__Job__: Of the lines below, count those containing the word "Sarcastic". Reply with the number alone.
________________________________________
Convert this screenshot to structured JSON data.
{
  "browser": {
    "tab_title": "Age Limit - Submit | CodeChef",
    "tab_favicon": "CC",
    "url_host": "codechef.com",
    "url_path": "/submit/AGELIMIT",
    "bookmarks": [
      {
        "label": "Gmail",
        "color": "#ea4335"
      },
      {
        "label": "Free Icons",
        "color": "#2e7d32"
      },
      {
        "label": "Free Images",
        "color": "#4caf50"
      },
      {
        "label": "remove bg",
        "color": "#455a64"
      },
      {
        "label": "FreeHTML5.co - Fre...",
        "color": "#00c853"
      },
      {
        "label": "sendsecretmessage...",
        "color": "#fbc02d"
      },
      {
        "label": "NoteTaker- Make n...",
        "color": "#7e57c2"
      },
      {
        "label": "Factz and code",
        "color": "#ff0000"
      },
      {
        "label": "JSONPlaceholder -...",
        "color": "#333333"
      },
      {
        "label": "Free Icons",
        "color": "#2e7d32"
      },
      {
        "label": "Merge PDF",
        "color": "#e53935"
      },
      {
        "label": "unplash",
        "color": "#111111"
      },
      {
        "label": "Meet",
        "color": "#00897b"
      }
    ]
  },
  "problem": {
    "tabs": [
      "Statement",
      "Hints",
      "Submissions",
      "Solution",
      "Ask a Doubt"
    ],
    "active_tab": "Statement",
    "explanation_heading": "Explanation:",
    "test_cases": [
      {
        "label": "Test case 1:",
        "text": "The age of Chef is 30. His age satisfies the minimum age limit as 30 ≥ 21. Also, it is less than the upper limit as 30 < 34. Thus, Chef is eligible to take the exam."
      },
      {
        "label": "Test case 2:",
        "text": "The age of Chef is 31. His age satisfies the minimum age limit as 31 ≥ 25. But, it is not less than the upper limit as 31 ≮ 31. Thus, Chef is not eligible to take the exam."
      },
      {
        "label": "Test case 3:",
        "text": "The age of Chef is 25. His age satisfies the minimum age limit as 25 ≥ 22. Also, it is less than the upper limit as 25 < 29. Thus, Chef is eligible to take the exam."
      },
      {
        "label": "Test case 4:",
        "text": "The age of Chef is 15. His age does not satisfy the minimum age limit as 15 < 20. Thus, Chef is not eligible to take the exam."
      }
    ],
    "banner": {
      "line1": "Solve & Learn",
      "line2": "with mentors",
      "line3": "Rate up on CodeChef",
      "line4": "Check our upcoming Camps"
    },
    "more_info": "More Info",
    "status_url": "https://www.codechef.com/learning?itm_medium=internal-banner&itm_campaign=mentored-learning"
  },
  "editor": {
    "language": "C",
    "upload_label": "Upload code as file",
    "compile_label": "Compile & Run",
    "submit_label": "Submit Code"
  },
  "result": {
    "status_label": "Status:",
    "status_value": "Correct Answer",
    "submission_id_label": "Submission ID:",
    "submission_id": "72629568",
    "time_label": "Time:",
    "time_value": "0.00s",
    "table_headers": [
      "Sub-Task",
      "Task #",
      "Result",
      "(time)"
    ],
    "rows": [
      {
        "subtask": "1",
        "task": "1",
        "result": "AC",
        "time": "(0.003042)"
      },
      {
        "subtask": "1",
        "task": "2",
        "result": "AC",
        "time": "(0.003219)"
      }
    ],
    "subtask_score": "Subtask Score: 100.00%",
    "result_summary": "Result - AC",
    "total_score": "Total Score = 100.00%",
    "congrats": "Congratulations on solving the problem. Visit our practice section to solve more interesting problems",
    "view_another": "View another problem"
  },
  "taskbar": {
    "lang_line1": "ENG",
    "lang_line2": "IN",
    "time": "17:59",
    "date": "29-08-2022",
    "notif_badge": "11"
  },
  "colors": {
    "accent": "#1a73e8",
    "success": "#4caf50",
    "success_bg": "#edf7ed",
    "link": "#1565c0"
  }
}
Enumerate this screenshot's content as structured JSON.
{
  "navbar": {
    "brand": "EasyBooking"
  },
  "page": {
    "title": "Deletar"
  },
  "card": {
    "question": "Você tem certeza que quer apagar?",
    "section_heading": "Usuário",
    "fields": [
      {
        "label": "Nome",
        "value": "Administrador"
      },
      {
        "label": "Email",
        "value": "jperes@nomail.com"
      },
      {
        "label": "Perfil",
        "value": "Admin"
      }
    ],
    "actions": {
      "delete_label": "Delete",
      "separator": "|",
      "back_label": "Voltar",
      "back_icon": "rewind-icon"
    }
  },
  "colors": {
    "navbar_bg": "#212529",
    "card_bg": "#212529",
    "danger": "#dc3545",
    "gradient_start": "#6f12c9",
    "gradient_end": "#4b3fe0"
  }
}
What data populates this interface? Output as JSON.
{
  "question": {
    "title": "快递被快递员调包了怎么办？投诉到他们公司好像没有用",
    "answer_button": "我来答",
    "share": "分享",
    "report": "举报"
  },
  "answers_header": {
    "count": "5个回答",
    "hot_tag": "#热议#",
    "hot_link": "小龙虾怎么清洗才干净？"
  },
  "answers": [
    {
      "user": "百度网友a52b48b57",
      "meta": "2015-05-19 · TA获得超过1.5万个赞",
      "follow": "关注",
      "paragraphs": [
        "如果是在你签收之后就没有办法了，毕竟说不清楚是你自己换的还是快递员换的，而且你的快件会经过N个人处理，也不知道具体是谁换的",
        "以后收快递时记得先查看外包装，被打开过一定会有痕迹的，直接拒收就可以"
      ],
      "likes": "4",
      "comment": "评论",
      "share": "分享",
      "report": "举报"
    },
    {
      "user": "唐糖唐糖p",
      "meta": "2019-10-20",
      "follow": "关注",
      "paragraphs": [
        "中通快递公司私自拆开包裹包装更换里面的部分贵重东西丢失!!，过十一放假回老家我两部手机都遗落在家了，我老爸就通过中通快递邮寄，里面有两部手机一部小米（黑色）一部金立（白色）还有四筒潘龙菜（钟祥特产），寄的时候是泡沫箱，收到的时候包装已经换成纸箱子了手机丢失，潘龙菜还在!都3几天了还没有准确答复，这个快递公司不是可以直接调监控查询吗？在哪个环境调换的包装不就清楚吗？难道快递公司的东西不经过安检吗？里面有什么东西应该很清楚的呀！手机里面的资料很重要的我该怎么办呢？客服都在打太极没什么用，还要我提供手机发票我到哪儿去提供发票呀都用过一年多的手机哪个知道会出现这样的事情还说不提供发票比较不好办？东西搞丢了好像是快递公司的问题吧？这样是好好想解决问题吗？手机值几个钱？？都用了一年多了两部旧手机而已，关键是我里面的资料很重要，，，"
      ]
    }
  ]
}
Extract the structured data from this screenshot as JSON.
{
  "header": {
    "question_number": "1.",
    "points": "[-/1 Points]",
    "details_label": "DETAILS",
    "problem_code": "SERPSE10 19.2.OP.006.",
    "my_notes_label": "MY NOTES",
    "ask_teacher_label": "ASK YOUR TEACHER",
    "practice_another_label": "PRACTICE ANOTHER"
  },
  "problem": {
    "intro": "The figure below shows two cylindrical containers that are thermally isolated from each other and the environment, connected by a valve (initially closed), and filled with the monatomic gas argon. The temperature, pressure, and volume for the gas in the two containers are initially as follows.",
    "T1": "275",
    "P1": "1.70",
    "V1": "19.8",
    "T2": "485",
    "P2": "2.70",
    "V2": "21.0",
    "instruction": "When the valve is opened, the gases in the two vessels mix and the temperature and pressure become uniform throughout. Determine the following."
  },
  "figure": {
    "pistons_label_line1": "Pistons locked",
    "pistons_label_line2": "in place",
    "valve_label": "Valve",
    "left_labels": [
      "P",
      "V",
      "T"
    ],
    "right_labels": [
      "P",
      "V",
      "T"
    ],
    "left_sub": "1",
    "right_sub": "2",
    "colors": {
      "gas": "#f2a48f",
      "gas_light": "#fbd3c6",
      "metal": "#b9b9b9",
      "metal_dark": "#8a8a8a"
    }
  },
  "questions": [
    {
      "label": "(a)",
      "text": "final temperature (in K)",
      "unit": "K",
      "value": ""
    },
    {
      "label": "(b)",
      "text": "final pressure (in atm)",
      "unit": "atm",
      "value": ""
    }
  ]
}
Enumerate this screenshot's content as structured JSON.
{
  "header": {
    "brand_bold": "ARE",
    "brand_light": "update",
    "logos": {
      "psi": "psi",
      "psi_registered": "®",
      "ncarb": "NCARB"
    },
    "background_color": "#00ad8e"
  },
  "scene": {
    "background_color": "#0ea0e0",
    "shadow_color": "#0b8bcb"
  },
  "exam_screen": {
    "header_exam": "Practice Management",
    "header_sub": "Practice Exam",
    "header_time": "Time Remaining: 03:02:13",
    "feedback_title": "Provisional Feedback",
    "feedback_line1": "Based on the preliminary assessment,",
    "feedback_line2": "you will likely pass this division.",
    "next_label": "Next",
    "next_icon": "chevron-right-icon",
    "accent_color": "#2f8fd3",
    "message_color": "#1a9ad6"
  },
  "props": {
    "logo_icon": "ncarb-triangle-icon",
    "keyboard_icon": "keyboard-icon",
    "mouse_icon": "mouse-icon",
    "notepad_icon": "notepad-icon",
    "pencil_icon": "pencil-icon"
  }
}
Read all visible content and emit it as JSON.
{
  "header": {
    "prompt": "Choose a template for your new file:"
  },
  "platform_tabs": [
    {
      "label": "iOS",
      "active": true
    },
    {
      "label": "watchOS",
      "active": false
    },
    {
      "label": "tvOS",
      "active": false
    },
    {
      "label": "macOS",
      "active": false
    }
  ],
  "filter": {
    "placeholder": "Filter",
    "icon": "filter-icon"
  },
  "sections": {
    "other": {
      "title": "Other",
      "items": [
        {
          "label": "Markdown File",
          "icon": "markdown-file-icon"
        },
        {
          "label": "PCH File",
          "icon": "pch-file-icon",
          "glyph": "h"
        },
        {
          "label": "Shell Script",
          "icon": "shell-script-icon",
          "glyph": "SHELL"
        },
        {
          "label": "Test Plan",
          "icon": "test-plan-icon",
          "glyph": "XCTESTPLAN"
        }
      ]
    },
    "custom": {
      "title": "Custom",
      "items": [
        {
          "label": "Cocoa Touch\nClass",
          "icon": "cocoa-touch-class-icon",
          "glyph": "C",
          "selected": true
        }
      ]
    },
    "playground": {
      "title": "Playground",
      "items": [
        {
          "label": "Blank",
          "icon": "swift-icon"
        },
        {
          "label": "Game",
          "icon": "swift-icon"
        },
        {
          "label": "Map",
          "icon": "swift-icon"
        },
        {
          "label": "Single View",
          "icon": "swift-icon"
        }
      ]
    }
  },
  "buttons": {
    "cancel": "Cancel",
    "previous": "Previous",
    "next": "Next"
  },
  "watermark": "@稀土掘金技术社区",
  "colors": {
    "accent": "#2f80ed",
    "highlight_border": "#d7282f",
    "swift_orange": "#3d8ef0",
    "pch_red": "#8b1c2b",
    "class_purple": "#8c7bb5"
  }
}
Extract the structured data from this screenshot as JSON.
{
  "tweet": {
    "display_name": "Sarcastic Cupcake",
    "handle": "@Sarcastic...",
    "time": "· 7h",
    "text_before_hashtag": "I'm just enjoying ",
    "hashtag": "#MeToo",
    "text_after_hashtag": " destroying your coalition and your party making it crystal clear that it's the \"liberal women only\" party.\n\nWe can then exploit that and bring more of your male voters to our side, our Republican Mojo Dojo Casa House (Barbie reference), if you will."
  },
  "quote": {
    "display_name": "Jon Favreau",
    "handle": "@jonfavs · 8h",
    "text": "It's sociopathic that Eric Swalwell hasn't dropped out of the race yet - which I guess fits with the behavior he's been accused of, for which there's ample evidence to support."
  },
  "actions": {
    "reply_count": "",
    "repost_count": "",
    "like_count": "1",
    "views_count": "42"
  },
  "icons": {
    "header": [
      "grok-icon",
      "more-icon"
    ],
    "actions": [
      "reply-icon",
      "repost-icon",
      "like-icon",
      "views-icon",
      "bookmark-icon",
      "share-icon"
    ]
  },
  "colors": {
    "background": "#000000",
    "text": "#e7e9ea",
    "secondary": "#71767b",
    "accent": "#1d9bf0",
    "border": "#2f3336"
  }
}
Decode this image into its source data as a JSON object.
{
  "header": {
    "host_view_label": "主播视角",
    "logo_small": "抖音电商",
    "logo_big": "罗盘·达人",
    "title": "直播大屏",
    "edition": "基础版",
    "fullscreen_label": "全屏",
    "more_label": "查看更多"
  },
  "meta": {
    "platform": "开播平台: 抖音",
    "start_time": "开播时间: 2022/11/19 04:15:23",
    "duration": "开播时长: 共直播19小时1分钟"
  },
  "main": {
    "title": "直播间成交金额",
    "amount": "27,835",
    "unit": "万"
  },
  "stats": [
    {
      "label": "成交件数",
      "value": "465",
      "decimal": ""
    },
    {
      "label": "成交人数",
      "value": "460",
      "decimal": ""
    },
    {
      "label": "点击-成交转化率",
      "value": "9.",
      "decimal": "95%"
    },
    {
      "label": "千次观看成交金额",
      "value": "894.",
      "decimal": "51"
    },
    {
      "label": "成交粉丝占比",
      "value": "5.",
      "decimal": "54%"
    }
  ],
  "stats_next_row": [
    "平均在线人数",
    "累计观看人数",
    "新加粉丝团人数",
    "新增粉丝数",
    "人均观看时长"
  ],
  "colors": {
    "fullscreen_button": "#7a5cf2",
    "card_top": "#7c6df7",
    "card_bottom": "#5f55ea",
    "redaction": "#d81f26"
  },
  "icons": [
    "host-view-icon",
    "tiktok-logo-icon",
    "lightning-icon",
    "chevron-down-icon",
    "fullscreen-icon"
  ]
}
________________________________________
__Exercise output__: 2